Copy every one of the following rows verbatim, keeping each character, number, bracket, and line break unchanged.

(begin)

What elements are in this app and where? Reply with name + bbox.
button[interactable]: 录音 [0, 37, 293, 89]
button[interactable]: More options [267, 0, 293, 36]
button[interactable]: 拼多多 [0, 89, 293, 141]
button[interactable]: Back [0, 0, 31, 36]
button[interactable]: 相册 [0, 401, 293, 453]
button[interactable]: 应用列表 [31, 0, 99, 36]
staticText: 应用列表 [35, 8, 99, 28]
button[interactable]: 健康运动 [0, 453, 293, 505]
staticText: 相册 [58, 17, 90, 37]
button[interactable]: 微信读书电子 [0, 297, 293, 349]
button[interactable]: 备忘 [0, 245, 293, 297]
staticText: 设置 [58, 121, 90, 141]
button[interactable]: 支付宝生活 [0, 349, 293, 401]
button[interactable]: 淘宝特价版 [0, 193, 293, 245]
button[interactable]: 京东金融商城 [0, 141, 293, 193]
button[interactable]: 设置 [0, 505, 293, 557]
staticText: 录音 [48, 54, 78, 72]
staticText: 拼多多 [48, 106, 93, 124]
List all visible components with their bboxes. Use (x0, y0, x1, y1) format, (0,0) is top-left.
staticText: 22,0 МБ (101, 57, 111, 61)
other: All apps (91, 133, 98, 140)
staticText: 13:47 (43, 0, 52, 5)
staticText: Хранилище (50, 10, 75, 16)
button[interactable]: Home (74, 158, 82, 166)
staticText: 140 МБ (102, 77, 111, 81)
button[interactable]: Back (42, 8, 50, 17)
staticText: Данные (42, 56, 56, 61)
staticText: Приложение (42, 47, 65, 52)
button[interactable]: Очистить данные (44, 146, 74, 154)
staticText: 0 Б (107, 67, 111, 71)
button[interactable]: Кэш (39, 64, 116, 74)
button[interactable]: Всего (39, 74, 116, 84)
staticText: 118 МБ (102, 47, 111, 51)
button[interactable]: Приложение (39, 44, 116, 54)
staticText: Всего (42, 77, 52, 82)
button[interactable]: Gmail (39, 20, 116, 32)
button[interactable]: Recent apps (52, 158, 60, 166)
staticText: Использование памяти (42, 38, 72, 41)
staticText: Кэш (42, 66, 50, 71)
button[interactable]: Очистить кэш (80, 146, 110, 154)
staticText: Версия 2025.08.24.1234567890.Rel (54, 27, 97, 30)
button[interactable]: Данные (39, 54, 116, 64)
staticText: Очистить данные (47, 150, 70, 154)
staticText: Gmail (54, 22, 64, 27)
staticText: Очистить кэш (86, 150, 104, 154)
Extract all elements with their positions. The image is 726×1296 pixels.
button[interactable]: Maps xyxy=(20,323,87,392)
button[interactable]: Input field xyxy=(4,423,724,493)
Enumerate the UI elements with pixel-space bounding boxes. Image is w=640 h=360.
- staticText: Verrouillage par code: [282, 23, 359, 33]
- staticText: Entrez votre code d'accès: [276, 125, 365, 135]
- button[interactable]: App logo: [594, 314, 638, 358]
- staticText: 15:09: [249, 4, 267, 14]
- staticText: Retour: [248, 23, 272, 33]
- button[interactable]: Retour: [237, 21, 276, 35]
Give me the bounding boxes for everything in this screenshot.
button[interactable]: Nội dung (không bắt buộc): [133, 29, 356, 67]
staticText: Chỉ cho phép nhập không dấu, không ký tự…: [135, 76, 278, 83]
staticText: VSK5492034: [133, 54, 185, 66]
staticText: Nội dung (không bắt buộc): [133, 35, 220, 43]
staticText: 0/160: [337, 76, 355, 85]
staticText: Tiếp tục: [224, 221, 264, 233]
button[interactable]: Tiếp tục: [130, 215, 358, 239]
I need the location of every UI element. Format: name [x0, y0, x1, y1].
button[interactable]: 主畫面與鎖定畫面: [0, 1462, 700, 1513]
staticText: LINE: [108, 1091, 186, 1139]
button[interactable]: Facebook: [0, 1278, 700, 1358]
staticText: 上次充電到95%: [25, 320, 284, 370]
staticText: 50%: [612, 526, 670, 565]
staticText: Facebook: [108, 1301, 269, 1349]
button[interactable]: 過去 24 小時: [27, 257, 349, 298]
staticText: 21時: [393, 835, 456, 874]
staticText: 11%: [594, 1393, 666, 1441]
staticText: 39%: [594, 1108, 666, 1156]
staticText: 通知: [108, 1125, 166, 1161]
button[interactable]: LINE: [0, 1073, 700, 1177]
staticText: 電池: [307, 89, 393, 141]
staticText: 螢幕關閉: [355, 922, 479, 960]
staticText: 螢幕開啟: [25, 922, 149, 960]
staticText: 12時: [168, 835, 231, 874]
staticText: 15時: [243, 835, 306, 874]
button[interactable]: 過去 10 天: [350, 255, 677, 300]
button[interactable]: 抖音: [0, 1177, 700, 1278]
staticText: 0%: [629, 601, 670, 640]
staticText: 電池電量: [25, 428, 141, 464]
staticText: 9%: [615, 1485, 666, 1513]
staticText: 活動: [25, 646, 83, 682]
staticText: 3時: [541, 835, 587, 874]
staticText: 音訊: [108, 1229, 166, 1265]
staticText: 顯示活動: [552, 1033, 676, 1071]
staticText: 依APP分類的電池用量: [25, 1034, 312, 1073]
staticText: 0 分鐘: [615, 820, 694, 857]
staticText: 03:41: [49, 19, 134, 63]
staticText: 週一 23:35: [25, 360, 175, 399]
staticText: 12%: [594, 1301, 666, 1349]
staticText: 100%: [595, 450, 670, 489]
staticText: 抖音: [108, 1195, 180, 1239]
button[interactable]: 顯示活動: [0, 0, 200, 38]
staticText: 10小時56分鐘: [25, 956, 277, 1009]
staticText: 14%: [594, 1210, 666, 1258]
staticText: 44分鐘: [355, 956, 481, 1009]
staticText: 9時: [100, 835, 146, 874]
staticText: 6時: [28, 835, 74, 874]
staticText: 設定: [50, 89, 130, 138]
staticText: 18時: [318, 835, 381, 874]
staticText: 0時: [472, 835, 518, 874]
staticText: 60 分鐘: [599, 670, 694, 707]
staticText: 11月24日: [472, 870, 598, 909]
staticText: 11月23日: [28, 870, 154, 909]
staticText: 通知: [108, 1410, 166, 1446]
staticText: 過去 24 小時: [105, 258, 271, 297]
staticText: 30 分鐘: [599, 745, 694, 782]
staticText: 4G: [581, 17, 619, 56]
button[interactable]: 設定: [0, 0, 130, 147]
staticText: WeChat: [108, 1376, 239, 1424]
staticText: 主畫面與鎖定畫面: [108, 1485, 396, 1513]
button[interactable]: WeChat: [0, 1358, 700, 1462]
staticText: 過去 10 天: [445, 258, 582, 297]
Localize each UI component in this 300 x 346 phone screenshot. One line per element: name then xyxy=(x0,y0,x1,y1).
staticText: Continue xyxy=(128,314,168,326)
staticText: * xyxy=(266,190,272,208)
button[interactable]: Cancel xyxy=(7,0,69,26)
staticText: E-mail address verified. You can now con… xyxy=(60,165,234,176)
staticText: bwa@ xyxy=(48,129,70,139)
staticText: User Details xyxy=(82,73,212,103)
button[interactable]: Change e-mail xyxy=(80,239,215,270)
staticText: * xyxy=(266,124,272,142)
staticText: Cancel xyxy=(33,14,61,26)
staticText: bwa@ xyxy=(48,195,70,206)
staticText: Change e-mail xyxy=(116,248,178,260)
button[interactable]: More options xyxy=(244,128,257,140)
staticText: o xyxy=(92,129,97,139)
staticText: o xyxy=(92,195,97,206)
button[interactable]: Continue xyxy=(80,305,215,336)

(end)

● **Solution for this task**
What elements are in this app and where? Reply with name + bbox.
button[interactable]: 录音 [0, 37, 293, 89]
button[interactable]: More options [267, 0, 293, 36]
button[interactable]: 拼多多 [0, 89, 293, 141]
button[interactable]: Back [0, 0, 31, 36]
button[interactable]: 相册 [0, 401, 293, 453]
button[interactable]: 应用列表 [31, 0, 99, 36]
staticText: 应用列表 [35, 8, 99, 28]
button[interactable]: 健康运动 [0, 453, 293, 505]
staticText: 相册 [58, 17, 90, 37]
button[interactable]: 微信读书电子 [0, 297, 293, 349]
button[interactable]: 备忘 [0, 245, 293, 297]
staticText: 设置 [58, 121, 90, 141]
button[interactable]: 支付宝生活 [0, 349, 293, 401]
button[interactable]: 淘宝特价版 [0, 193, 293, 245]
button[interactable]: 京东金融商城 [0, 141, 293, 193]
button[interactable]: 设置 [0, 505, 293, 557]
staticText: 录音 [48, 54, 78, 72]
staticText: 拼多多 [48, 106, 93, 124]
List all visible components with their bboxes. Use (x0, y0, x1, y1) format, (0,0) is top-left.
staticText: 22,0 МБ (101, 57, 111, 61)
other: All apps (91, 133, 98, 140)
staticText: 13:47 (43, 0, 52, 5)
staticText: Хранилище (50, 10, 75, 16)
button[interactable]: Home (74, 158, 82, 166)
staticText: 140 МБ (102, 77, 111, 81)
button[interactable]: Back (42, 8, 50, 17)
staticText: Данные (42, 56, 56, 61)
staticText: Приложение (42, 47, 65, 52)
button[interactable]: Очистить данные (44, 146, 74, 154)
staticText: 0 Б (107, 67, 111, 71)
button[interactable]: Кэш (39, 64, 116, 74)
button[interactable]: Всего (39, 74, 116, 84)
staticText: 118 МБ (102, 47, 111, 51)
button[interactable]: Приложение (39, 44, 116, 54)
staticText: Всего (42, 77, 52, 82)
button[interactable]: Gmail (39, 20, 116, 32)
button[interactable]: Recent apps (52, 158, 60, 166)
staticText: Использование памяти (42, 38, 72, 41)
staticText: Кэш (42, 66, 50, 71)
button[interactable]: Очистить кэш (80, 146, 110, 154)
staticText: Версия 2025.08.24.1234567890.Rel (54, 27, 97, 30)
button[interactable]: Данные (39, 54, 116, 64)
staticText: Очистить данные (47, 150, 70, 154)
staticText: Gmail (54, 22, 64, 27)
staticText: Очистить кэш (86, 150, 104, 154)
Extract all elements with their positions. The image is 726×1296 pixels.
button[interactable]: Maps xyxy=(20,323,87,392)
button[interactable]: Input field xyxy=(4,423,724,493)
Enumerate the UI elements with pixel-space bounding boxes. Image is w=640 h=360.
- staticText: Verrouillage par code: [282, 23, 359, 33]
- staticText: Entrez votre code d'accès: [276, 125, 365, 135]
- button[interactable]: App logo: [594, 314, 638, 358]
- staticText: 15:09: [249, 4, 267, 14]
- staticText: Retour: [248, 23, 272, 33]
- button[interactable]: Retour: [237, 21, 276, 35]
Give me the bounding boxes for everything in this screenshot.
button[interactable]: Nội dung (không bắt buộc): [133, 29, 356, 67]
staticText: Chỉ cho phép nhập không dấu, không ký tự…: [135, 76, 278, 83]
staticText: VSK5492034: [133, 54, 185, 66]
staticText: Nội dung (không bắt buộc): [133, 35, 220, 43]
staticText: 0/160: [337, 76, 355, 85]
staticText: Tiếp tục: [224, 221, 264, 233]
button[interactable]: Tiếp tục: [130, 215, 358, 239]
I need the location of every UI element. Format: name [x0, y0, x1, y1].
button[interactable]: 主畫面與鎖定畫面: [0, 1462, 700, 1513]
staticText: LINE: [108, 1091, 186, 1139]
button[interactable]: Facebook: [0, 1278, 700, 1358]
staticText: 上次充電到95%: [25, 320, 284, 370]
staticText: 50%: [612, 526, 670, 565]
staticText: Facebook: [108, 1301, 269, 1349]
button[interactable]: 過去 24 小時: [27, 257, 349, 298]
staticText: 21時: [393, 835, 456, 874]
staticText: 11%: [594, 1393, 666, 1441]
staticText: 39%: [594, 1108, 666, 1156]
staticText: 通知: [108, 1125, 166, 1161]
button[interactable]: LINE: [0, 1073, 700, 1177]
staticText: 電池: [307, 89, 393, 141]
staticText: 螢幕關閉: [355, 922, 479, 960]
staticText: 螢幕開啟: [25, 922, 149, 960]
staticText: 12時: [168, 835, 231, 874]
staticText: 15時: [243, 835, 306, 874]
button[interactable]: 過去 10 天: [350, 255, 677, 300]
button[interactable]: 抖音: [0, 1177, 700, 1278]
staticText: 0%: [629, 601, 670, 640]
staticText: 電池電量: [25, 428, 141, 464]
staticText: 9%: [615, 1485, 666, 1513]
staticText: 活動: [25, 646, 83, 682]
staticText: 3時: [541, 835, 587, 874]
staticText: 音訊: [108, 1229, 166, 1265]
staticText: 顯示活動: [552, 1033, 676, 1071]
staticText: 依APP分類的電池用量: [25, 1034, 312, 1073]
staticText: 0 分鐘: [615, 820, 694, 857]
staticText: 03:41: [49, 19, 134, 63]
staticText: 週一 23:35: [25, 360, 175, 399]
staticText: 12%: [594, 1301, 666, 1349]
staticText: 100%: [595, 450, 670, 489]
staticText: 抖音: [108, 1195, 180, 1239]
button[interactable]: 顯示活動: [0, 0, 200, 38]
staticText: 10小時56分鐘: [25, 956, 277, 1009]
staticText: 14%: [594, 1210, 666, 1258]
staticText: 44分鐘: [355, 956, 481, 1009]
staticText: 9時: [100, 835, 146, 874]
staticText: 6時: [28, 835, 74, 874]
staticText: 設定: [50, 89, 130, 138]
staticText: 18時: [318, 835, 381, 874]
staticText: 0時: [472, 835, 518, 874]
staticText: 60 分鐘: [599, 670, 694, 707]
staticText: 11月24日: [472, 870, 598, 909]
staticText: 11月23日: [28, 870, 154, 909]
staticText: 通知: [108, 1410, 166, 1446]
staticText: 過去 24 小時: [105, 258, 271, 297]
staticText: 30 分鐘: [599, 745, 694, 782]
staticText: 4G: [581, 17, 619, 56]
button[interactable]: 設定: [0, 0, 130, 147]
staticText: WeChat: [108, 1376, 239, 1424]
staticText: 主畫面與鎖定畫面: [108, 1485, 396, 1513]
button[interactable]: WeChat: [0, 1358, 700, 1462]
staticText: 過去 10 天: [445, 258, 582, 297]
Localize each UI component in this 300 x 346 phone screenshot. One line per element: name then xyxy=(x0,y0,x1,y1).
staticText: Continue xyxy=(128,314,168,326)
staticText: * xyxy=(266,190,272,208)
button[interactable]: Cancel xyxy=(7,0,69,26)
staticText: E-mail address verified. You can now con… xyxy=(60,165,234,176)
staticText: bwa@ xyxy=(48,129,70,139)
staticText: User Details xyxy=(82,73,212,103)
button[interactable]: Change e-mail xyxy=(80,239,215,270)
staticText: * xyxy=(266,124,272,142)
staticText: Cancel xyxy=(33,14,61,26)
staticText: bwa@ xyxy=(48,195,70,206)
staticText: Change e-mail xyxy=(116,248,178,260)
button[interactable]: More options xyxy=(244,128,257,140)
staticText: o xyxy=(92,129,97,139)
staticText: o xyxy=(92,195,97,206)
button[interactable]: Continue xyxy=(80,305,215,336)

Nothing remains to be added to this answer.